• LISTED ENTRIES:
═══
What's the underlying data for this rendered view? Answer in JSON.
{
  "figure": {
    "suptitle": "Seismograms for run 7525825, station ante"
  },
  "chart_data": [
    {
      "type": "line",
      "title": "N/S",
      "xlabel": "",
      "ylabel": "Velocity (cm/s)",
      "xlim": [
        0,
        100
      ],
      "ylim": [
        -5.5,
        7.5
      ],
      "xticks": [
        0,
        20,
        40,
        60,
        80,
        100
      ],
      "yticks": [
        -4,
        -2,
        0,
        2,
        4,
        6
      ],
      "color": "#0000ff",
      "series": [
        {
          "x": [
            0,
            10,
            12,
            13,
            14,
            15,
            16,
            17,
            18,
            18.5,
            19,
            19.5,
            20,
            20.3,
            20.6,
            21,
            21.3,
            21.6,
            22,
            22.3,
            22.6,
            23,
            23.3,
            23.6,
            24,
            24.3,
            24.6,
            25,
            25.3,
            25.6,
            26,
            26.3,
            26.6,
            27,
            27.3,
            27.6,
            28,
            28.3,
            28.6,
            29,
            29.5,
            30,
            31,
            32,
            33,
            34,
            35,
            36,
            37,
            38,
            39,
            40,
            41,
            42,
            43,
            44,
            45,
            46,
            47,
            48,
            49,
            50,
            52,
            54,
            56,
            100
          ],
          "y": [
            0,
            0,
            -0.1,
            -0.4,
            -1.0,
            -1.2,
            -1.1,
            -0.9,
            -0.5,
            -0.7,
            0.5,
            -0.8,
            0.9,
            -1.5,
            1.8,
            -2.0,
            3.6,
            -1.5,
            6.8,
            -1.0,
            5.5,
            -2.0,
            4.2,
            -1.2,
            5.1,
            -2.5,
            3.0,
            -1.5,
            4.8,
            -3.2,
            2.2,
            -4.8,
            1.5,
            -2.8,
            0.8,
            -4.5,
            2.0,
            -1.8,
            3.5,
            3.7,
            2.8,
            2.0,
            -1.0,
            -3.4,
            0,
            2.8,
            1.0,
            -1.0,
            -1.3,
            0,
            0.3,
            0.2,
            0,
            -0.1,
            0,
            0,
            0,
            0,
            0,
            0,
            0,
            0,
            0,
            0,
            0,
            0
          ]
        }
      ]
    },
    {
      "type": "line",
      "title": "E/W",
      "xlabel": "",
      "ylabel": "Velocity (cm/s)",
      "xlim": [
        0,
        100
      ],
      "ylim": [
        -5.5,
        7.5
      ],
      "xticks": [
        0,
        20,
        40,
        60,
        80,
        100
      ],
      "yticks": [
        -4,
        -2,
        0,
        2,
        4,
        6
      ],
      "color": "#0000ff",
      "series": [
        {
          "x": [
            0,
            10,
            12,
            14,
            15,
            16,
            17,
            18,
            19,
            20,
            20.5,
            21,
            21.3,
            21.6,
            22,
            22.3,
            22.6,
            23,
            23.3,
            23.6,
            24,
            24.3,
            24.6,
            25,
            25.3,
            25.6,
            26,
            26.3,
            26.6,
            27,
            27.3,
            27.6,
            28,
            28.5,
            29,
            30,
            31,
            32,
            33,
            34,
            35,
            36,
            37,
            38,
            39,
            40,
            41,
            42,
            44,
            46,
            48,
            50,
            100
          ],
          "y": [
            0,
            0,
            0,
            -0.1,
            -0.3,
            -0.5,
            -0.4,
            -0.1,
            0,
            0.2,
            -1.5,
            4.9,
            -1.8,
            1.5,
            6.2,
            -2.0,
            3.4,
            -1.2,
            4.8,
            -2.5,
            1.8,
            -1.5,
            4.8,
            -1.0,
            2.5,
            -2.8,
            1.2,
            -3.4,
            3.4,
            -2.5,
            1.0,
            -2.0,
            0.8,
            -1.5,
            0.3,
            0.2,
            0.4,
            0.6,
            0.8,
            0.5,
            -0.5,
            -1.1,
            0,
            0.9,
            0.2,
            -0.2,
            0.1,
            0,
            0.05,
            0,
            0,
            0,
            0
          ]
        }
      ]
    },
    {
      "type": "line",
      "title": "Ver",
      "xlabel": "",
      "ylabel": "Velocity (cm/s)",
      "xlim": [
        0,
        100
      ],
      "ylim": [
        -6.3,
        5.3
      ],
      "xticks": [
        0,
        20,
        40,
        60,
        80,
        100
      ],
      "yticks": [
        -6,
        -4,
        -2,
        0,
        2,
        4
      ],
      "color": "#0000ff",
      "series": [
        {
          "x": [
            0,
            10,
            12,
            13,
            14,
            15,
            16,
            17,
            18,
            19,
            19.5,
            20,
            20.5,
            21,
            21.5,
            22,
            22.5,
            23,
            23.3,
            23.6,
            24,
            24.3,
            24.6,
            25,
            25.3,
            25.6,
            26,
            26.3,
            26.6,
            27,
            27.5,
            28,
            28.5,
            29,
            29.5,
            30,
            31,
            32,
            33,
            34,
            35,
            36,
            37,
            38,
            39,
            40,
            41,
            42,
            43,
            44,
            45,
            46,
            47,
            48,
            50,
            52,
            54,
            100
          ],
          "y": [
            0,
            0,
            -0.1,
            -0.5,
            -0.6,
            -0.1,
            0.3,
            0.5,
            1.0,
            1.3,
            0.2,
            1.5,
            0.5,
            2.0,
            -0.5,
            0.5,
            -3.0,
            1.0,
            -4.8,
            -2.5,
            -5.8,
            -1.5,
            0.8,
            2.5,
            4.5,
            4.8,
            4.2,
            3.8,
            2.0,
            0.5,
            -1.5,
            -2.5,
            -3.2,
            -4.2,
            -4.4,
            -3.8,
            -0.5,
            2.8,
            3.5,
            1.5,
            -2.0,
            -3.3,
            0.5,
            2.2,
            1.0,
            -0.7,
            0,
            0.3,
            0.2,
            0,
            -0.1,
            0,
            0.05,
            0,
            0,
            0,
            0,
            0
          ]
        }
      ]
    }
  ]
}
═══
• WORK TO COMPLETE: Copy all of the data. Keep every word exactly as it is.

• WORKED SOLUTION:
What's the underlying data for this rendered view? Answer in JSON.
{
  "figure": {
    "suptitle": "Seismograms for run 7525825, station ante"
  },
  "chart_data": [
    {
      "type": "line",
      "title": "N/S",
      "xlabel": "",
      "ylabel": "Velocity (cm/s)",
      "xlim": [
        0,
        100
      ],
      "ylim": [
        -5.5,
        7.5
      ],
      "xticks": [
        0,
        20,
        40,
        60,
        80,
        100
      ],
      "yticks": [
        -4,
        -2,
        0,
        2,
        4,
        6
      ],
      "color": "#0000ff",
      "series": [
        {
          "x": [
            0,
            10,
            12,
            13,
            14,
            15,
            16,
            17,
            18,
            18.5,
            19,
            19.5,
            20,
            20.3,
            20.6,
            21,
            21.3,
            21.6,
            22,
            22.3,
            22.6,
            23,
            23.3,
            23.6,
            24,
            24.3,
            24.6,
            25,
            25.3,
            25.6,
            26,
            26.3,
            26.6,
            27,
            27.3,
            27.6,
            28,
            28.3,
            28.6,
            29,
            29.5,
            30,
            31,
            32,
            33,
            34,
            35,
            36,
            37,
            38,
            39,
            40,
            41,
            42,
            43,
            44,
            45,
            46,
            47,
            48,
            49,
            50,
            52,
            54,
            56,
            100
          ],
          "y": [
            0,
            0,
            -0.1,
            -0.4,
            -1.0,
            -1.2,
            -1.1,
            -0.9,
            -0.5,
            -0.7,
            0.5,
            -0.8,
            0.9,
            -1.5,
            1.8,
            -2.0,
            3.6,
            -1.5,
            6.8,
            -1.0,
            5.5,
            -2.0,
            4.2,
            -1.2,
            5.1,
            -2.5,
            3.0,
            -1.5,
            4.8,
            -3.2,
            2.2,
            -4.8,
            1.5,
            -2.8,
            0.8,
            -4.5,
            2.0,
            -1.8,
            3.5,
            3.7,
            2.8,
            2.0,
            -1.0,
            -3.4,
            0,
            2.8,
            1.0,
            -1.0,
            -1.3,
            0,
            0.3,
            0.2,
            0,
            -0.1,
            0,
            0,
            0,
            0,
            0,
            0,
            0,
            0,
            0,
            0,
            0,
            0
          ]
        }
      ]
    },
    {
      "type": "line",
      "title": "E/W",
      "xlabel": "",
      "ylabel": "Velocity (cm/s)",
      "xlim": [
        0,
        100
      ],
      "ylim": [
        -5.5,
        7.5
      ],
      "xticks": [
        0,
        20,
        40,
        60,
        80,
        100
      ],
      "yticks": [
        -4,
        -2,
        0,
        2,
        4,
        6
      ],
      "color": "#0000ff",
      "series": [
        {
          "x": [
            0,
            10,
            12,
            14,
            15,
            16,
            17,
            18,
            19,
            20,
            20.5,
            21,
            21.3,
            21.6,
            22,
            22.3,
            22.6,
            23,
            23.3,
            23.6,
            24,
            24.3,
            24.6,
            25,
            25.3,
            25.6,
            26,
            26.3,
            26.6,
            27,
            27.3,
            27.6,
            28,
            28.5,
            29,
            30,
            31,
            32,
            33,
            34,
            35,
            36,
            37,
            38,
            39,
            40,
            41,
            42,
            44,
            46,
            48,
            50,
            100
          ],
          "y": [
            0,
            0,
            0,
            -0.1,
            -0.3,
            -0.5,
            -0.4,
            -0.1,
            0,
            0.2,
            -1.5,
            4.9,
            -1.8,
            1.5,
            6.2,
            -2.0,
            3.4,
            -1.2,
            4.8,
            -2.5,
            1.8,
            -1.5,
            4.8,
            -1.0,
            2.5,
            -2.8,
            1.2,
            -3.4,
            3.4,
            -2.5,
            1.0,
            -2.0,
            0.8,
            -1.5,
            0.3,
            0.2,
            0.4,
            0.6,
            0.8,
            0.5,
            -0.5,
            -1.1,
            0,
            0.9,
            0.2,
            -0.2,
            0.1,
            0,
            0.05,
            0,
            0,
            0,
            0
          ]
        }
      ]
    },
    {
      "type": "line",
      "title": "Ver",
      "xlabel": "",
      "ylabel": "Velocity (cm/s)",
      "xlim": [
        0,
        100
      ],
      "ylim": [
        -6.3,
        5.3
      ],
      "xticks": [
        0,
        20,
        40,
        60,
        80,
        100
      ],
      "yticks": [
        -6,
        -4,
        -2,
        0,
        2,
        4
      ],
      "color": "#0000ff",
      "series": [
        {
          "x": [
            0,
            10,
            12,
            13,
            14,
            15,
            16,
            17,
            18,
            19,
            19.5,
            20,
            20.5,
            21,
            21.5,
            22,
            22.5,
            23,
            23.3,
            23.6,
            24,
            24.3,
            24.6,
            25,
            25.3,
            25.6,
            26,
            26.3,
            26.6,
            27,
            27.5,
            28,
            28.5,
            29,
            29.5,
            30,
            31,
            32,
            33,
            34,
            35,
            36,
            37,
            38,
            39,
            40,
            41,
            42,
            43,
            44,
            45,
            46,
            47,
            48,
            50,
            52,
            54,
            100
          ],
          "y": [
            0,
            0,
            -0.1,
            -0.5,
            -0.6,
            -0.1,
            0.3,
            0.5,
            1.0,
            1.3,
            0.2,
            1.5,
            0.5,
            2.0,
            -0.5,
            0.5,
            -3.0,
            1.0,
            -4.8,
            -2.5,
            -5.8,
            -1.5,
            0.8,
            2.5,
            4.5,
            4.8,
            4.2,
            3.8,
            2.0,
            0.5,
            -1.5,
            -2.5,
            -3.2,
            -4.2,
            -4.4,
            -3.8,
            -0.5,
            2.8,
            3.5,
            1.5,
            -2.0,
            -3.3,
            0.5,
            2.2,
            1.0,
            -0.7,
            0,
            0.3,
            0.2,
            0,
            -0.1,
            0,
            0.05,
            0,
            0,
            0,
            0,
            0
          ]
        }
      ]
    }
  ]
}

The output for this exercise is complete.